*Task goal*: Write the records out again, keeping each line exactly as it is.

[Stored data]
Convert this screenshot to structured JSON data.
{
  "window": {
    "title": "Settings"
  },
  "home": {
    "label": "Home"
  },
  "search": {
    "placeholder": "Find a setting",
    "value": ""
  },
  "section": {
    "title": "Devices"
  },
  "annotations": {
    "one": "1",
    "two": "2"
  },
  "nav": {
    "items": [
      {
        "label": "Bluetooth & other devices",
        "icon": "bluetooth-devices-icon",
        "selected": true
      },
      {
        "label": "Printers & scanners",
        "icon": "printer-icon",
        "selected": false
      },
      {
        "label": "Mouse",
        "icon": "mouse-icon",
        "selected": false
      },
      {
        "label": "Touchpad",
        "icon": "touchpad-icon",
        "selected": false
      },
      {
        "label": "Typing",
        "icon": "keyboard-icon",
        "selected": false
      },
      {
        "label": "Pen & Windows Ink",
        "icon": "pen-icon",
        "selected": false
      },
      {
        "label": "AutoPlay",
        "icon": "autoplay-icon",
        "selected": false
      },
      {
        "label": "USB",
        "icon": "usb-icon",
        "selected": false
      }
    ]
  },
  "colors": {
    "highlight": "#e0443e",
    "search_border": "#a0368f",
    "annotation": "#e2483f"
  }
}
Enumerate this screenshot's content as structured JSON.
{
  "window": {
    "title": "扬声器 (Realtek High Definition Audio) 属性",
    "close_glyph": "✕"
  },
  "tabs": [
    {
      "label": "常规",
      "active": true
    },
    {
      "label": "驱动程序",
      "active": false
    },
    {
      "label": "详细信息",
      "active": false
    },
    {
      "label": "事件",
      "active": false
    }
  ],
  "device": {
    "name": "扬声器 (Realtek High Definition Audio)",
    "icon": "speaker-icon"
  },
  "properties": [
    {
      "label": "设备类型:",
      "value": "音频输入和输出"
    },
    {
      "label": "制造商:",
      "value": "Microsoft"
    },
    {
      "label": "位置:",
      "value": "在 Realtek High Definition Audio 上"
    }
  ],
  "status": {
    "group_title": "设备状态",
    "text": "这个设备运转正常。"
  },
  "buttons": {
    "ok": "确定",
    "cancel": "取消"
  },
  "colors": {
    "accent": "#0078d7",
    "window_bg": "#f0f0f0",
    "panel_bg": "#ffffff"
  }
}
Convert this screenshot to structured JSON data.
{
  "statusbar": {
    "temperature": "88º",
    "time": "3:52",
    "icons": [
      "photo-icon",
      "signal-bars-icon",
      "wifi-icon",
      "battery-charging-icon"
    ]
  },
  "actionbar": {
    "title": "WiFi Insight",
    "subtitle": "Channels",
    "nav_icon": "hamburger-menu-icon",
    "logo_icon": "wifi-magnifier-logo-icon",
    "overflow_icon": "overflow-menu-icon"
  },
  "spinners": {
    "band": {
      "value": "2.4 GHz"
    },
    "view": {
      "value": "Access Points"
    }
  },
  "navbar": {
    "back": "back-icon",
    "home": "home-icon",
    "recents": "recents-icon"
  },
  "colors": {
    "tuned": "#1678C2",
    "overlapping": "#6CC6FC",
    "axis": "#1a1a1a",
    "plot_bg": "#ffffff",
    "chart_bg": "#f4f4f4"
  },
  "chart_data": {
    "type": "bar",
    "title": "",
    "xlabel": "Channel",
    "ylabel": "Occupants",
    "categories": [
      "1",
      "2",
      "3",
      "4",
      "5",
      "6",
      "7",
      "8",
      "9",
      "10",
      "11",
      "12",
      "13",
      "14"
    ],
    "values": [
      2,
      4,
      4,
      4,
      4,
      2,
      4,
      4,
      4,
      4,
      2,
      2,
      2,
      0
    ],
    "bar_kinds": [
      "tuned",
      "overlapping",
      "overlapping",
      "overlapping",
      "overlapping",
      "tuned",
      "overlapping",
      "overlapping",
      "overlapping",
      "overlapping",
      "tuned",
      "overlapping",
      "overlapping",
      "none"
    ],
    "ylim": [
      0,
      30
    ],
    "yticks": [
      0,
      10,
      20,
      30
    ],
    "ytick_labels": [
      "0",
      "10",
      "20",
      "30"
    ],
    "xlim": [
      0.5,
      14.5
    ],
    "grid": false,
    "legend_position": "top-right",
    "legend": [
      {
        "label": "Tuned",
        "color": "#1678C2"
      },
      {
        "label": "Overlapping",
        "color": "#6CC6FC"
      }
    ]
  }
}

*Output*:
Convert this screenshot to structured JSON data.
{
  "window": {
    "title": "Settings"
  },
  "home": {
    "label": "Home"
  },
  "search": {
    "placeholder": "Find a setting",
    "value": ""
  },
  "section": {
    "title": "Devices"
  },
  "annotations": {
    "one": "1",
    "two": "2"
  },
  "nav": {
    "items": [
      {
        "label": "Bluetooth & other devices",
        "icon": "bluetooth-devices-icon",
        "selected": true
      },
      {
        "label": "Printers & scanners",
        "icon": "printer-icon",
        "selected": false
      },
      {
        "label": "Mouse",
        "icon": "mouse-icon",
        "selected": false
      },
      {
        "label": "Touchpad",
        "icon": "touchpad-icon",
        "selected": false
      },
      {
        "label": "Typing",
        "icon": "keyboard-icon",
        "selected": false
      },
      {
        "label": "Pen & Windows Ink",
        "icon": "pen-icon",
        "selected": false
      },
      {
        "label": "AutoPlay",
        "icon": "autoplay-icon",
        "selected": false
      },
      {
        "label": "USB",
        "icon": "usb-icon",
        "selected": false
      }
    ]
  },
  "colors": {
    "highlight": "#e0443e",
    "search_border": "#a0368f",
    "annotation": "#e2483f"
  }
}
Enumerate this screenshot's content as structured JSON.
{
  "window": {
    "title": "扬声器 (Realtek High Definition Audio) 属性",
    "close_glyph": "✕"
  },
  "tabs": [
    {
      "label": "常规",
      "active": true
    },
    {
      "label": "驱动程序",
      "active": false
    },
    {
      "label": "详细信息",
      "active": false
    },
    {
      "label": "事件",
      "active": false
    }
  ],
  "device": {
    "name": "扬声器 (Realtek High Definition Audio)",
    "icon": "speaker-icon"
  },
  "properties": [
    {
      "label": "设备类型:",
      "value": "音频输入和输出"
    },
    {
      "label": "制造商:",
      "value": "Microsoft"
    },
    {
      "label": "位置:",
      "value": "在 Realtek High Definition Audio 上"
    }
  ],
  "status": {
    "group_title": "设备状态",
    "text": "这个设备运转正常。"
  },
  "buttons": {
    "ok": "确定",
    "cancel": "取消"
  },
  "colors": {
    "accent": "#0078d7",
    "window_bg": "#f0f0f0",
    "panel_bg": "#ffffff"
  }
}
Convert this screenshot to structured JSON data.
{
  "statusbar": {
    "temperature": "88º",
    "time": "3:52",
    "icons": [
      "photo-icon",
      "signal-bars-icon",
      "wifi-icon",
      "battery-charging-icon"
    ]
  },
  "actionbar": {
    "title": "WiFi Insight",
    "subtitle": "Channels",
    "nav_icon": "hamburger-menu-icon",
    "logo_icon": "wifi-magnifier-logo-icon",
    "overflow_icon": "overflow-menu-icon"
  },
  "spinners": {
    "band": {
      "value": "2.4 GHz"
    },
    "view": {
      "value": "Access Points"
    }
  },
  "navbar": {
    "back": "back-icon",
    "home": "home-icon",
    "recents": "recents-icon"
  },
  "colors": {
    "tuned": "#1678C2",
    "overlapping": "#6CC6FC",
    "axis": "#1a1a1a",
    "plot_bg": "#ffffff",
    "chart_bg": "#f4f4f4"
  },
  "chart_data": {
    "type": "bar",
    "title": "",
    "xlabel": "Channel",
    "ylabel": "Occupants",
    "categories": [
      "1",
      "2",
      "3",
      "4",
      "5",
      "6",
      "7",
      "8",
      "9",
      "10",
      "11",
      "12",
      "13",
      "14"
    ],
    "values": [
      2,
      4,
      4,
      4,
      4,
      2,
      4,
      4,
      4,
      4,
      2,
      2,
      2,
      0
    ],
    "bar_kinds": [
      "tuned",
      "overlapping",
      "overlapping",
      "overlapping",
      "overlapping",
      "tuned",
      "overlapping",
      "overlapping",
      "overlapping",
      "overlapping",
      "tuned",
      "overlapping",
      "overlapping",
      "none"
    ],
    "ylim": [
      0,
      30
    ],
    "yticks": [
      0,
      10,
      20,
      30
    ],
    "ytick_labels": [
      "0",
      "10",
      "20",
      "30"
    ],
    "xlim": [
      0.5,
      14.5
    ],
    "grid": false,
    "legend_position": "top-right",
    "legend": [
      {
        "label": "Tuned",
        "color": "#1678C2"
      },
      {
        "label": "Overlapping",
        "color": "#6CC6FC"
      }
    ]
  }
}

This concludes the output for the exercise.